(Exercise objective):
Print every line of the material below word for word, leaving out the pictures.

Bounding box labels:
· · · · ·

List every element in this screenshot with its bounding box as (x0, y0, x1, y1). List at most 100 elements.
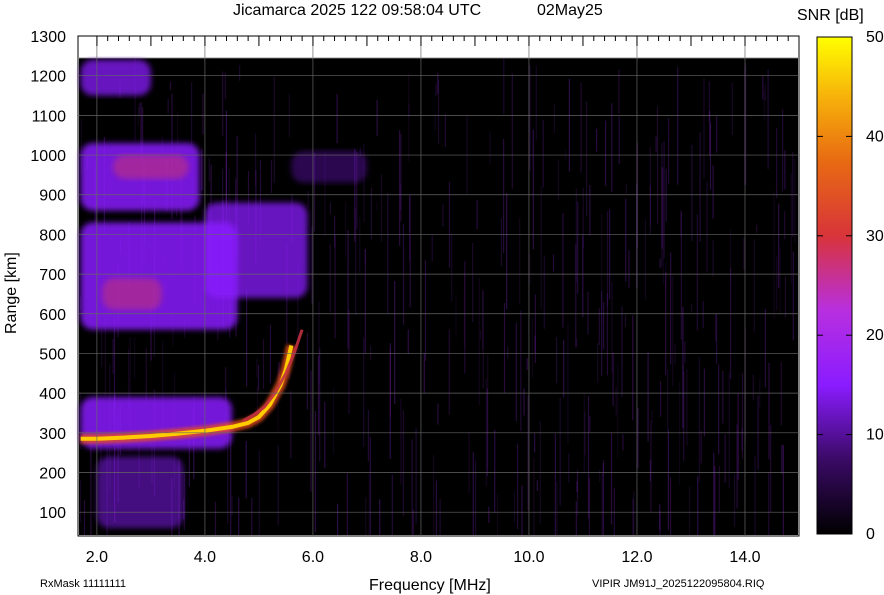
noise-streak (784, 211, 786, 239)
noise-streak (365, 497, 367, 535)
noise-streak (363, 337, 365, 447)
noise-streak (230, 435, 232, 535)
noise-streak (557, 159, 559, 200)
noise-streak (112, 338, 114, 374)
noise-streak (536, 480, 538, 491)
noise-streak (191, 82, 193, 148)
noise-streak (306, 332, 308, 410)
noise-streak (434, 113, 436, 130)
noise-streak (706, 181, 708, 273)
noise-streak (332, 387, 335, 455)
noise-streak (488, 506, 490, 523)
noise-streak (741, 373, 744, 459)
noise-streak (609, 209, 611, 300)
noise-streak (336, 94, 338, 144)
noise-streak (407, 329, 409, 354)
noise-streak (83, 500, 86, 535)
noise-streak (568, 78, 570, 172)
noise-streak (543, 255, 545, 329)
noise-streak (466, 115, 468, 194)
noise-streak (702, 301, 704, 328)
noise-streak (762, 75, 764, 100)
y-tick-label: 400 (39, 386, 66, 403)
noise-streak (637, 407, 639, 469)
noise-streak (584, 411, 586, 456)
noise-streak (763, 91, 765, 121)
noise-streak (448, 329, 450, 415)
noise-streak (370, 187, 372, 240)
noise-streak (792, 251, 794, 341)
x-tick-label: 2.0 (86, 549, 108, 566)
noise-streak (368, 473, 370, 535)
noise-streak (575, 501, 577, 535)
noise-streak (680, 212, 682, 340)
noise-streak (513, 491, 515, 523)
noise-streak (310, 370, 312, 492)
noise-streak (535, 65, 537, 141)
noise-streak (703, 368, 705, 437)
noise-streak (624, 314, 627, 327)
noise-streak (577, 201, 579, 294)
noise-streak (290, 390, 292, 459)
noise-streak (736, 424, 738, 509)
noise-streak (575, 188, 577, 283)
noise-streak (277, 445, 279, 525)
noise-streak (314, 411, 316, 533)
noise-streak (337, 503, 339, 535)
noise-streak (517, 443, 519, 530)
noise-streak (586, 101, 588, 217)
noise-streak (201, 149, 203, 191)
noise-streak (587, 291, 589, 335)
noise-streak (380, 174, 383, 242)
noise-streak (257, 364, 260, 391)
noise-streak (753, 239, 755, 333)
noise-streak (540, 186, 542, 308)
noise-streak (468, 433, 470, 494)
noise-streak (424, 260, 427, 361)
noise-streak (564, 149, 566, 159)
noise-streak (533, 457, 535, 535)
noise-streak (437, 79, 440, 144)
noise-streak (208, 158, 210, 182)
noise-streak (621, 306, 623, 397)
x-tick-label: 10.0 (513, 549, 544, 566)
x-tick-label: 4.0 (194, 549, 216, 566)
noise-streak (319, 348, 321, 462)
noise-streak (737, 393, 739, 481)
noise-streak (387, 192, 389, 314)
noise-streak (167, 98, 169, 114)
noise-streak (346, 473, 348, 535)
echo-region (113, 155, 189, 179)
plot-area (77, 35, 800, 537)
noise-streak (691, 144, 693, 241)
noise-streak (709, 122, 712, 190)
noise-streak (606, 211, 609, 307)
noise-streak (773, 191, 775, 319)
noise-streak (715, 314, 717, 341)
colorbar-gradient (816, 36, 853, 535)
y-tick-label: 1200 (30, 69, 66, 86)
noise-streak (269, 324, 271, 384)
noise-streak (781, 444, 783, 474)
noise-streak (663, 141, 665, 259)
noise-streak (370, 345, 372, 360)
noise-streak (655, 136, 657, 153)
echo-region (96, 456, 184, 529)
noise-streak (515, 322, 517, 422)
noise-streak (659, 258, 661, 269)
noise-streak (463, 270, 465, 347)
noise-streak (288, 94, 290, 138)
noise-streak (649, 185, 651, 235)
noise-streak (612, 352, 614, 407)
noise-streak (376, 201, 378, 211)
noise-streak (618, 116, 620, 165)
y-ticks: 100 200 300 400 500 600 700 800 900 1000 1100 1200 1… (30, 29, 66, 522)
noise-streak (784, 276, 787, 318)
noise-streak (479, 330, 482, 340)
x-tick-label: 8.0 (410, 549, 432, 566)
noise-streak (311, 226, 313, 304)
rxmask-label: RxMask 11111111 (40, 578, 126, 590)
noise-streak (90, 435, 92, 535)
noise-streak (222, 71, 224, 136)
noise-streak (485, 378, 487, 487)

· · · · ·

(Reply to the exercise):
List every element in this screenshot with its bounding box as (x0, y0, x1, y1). List at most 100 elements.
noise-streak (784, 211, 786, 239)
noise-streak (365, 497, 367, 535)
noise-streak (363, 337, 365, 447)
noise-streak (230, 435, 232, 535)
noise-streak (557, 159, 559, 200)
noise-streak (112, 338, 114, 374)
noise-streak (536, 480, 538, 491)
noise-streak (191, 82, 193, 148)
noise-streak (306, 332, 308, 410)
noise-streak (434, 113, 436, 130)
noise-streak (706, 181, 708, 273)
noise-streak (332, 387, 335, 455)
noise-streak (488, 506, 490, 523)
noise-streak (741, 373, 744, 459)
noise-streak (609, 209, 611, 300)
noise-streak (336, 94, 338, 144)
noise-streak (407, 329, 409, 354)
noise-streak (83, 500, 86, 535)
noise-streak (568, 78, 570, 172)
noise-streak (543, 255, 545, 329)
noise-streak (466, 115, 468, 194)
noise-streak (702, 301, 704, 328)
noise-streak (762, 75, 764, 100)
y-tick-label: 400 (39, 386, 66, 403)
noise-streak (637, 407, 639, 469)
noise-streak (584, 411, 586, 456)
noise-streak (763, 91, 765, 121)
noise-streak (448, 329, 450, 415)
noise-streak (370, 187, 372, 240)
noise-streak (792, 251, 794, 341)
x-tick-label: 2.0 (86, 549, 108, 566)
noise-streak (368, 473, 370, 535)
noise-streak (575, 501, 577, 535)
noise-streak (680, 212, 682, 340)
noise-streak (513, 491, 515, 523)
noise-streak (310, 370, 312, 492)
noise-streak (535, 65, 537, 141)
noise-streak (703, 368, 705, 437)
noise-streak (624, 314, 627, 327)
noise-streak (577, 201, 579, 294)
noise-streak (290, 390, 292, 459)
noise-streak (736, 424, 738, 509)
noise-streak (575, 188, 577, 283)
noise-streak (277, 445, 279, 525)
noise-streak (314, 411, 316, 533)
noise-streak (337, 503, 339, 535)
noise-streak (517, 443, 519, 530)
noise-streak (586, 101, 588, 217)
noise-streak (201, 149, 203, 191)
noise-streak (587, 291, 589, 335)
noise-streak (380, 174, 383, 242)
noise-streak (257, 364, 260, 391)
noise-streak (753, 239, 755, 333)
noise-streak (540, 186, 542, 308)
noise-streak (468, 433, 470, 494)
noise-streak (424, 260, 427, 361)
noise-streak (564, 149, 566, 159)
noise-streak (533, 457, 535, 535)
noise-streak (437, 79, 440, 144)
noise-streak (208, 158, 210, 182)
noise-streak (621, 306, 623, 397)
x-tick-label: 10.0 (513, 549, 544, 566)
x-tick-label: 4.0 (194, 549, 216, 566)
noise-streak (319, 348, 321, 462)
noise-streak (737, 393, 739, 481)
noise-streak (387, 192, 389, 314)
noise-streak (167, 98, 169, 114)
noise-streak (346, 473, 348, 535)
echo-region (113, 155, 189, 179)
plot-area (77, 35, 800, 537)
noise-streak (691, 144, 693, 241)
noise-streak (709, 122, 712, 190)
noise-streak (606, 211, 609, 307)
noise-streak (773, 191, 775, 319)
noise-streak (715, 314, 717, 341)
colorbar-gradient (816, 36, 853, 535)
y-tick-label: 1200 (30, 69, 66, 86)
noise-streak (269, 324, 271, 384)
noise-streak (781, 444, 783, 474)
noise-streak (663, 141, 665, 259)
noise-streak (370, 345, 372, 360)
noise-streak (655, 136, 657, 153)
echo-region (96, 456, 184, 529)
noise-streak (515, 322, 517, 422)
noise-streak (659, 258, 661, 269)
noise-streak (463, 270, 465, 347)
noise-streak (288, 94, 290, 138)
noise-streak (649, 185, 651, 235)
noise-streak (612, 352, 614, 407)
noise-streak (376, 201, 378, 211)
noise-streak (618, 116, 620, 165)
y-ticks: 100 200 300 400 500 600 700 800 900 1000 1100 1200 1… (30, 29, 66, 522)
noise-streak (784, 276, 787, 318)
noise-streak (479, 330, 482, 340)
x-tick-label: 8.0 (410, 549, 432, 566)
noise-streak (311, 226, 313, 304)
rxmask-label: RxMask 11111111 (40, 578, 126, 590)
noise-streak (90, 435, 92, 535)
noise-streak (222, 71, 224, 136)
noise-streak (485, 378, 487, 487)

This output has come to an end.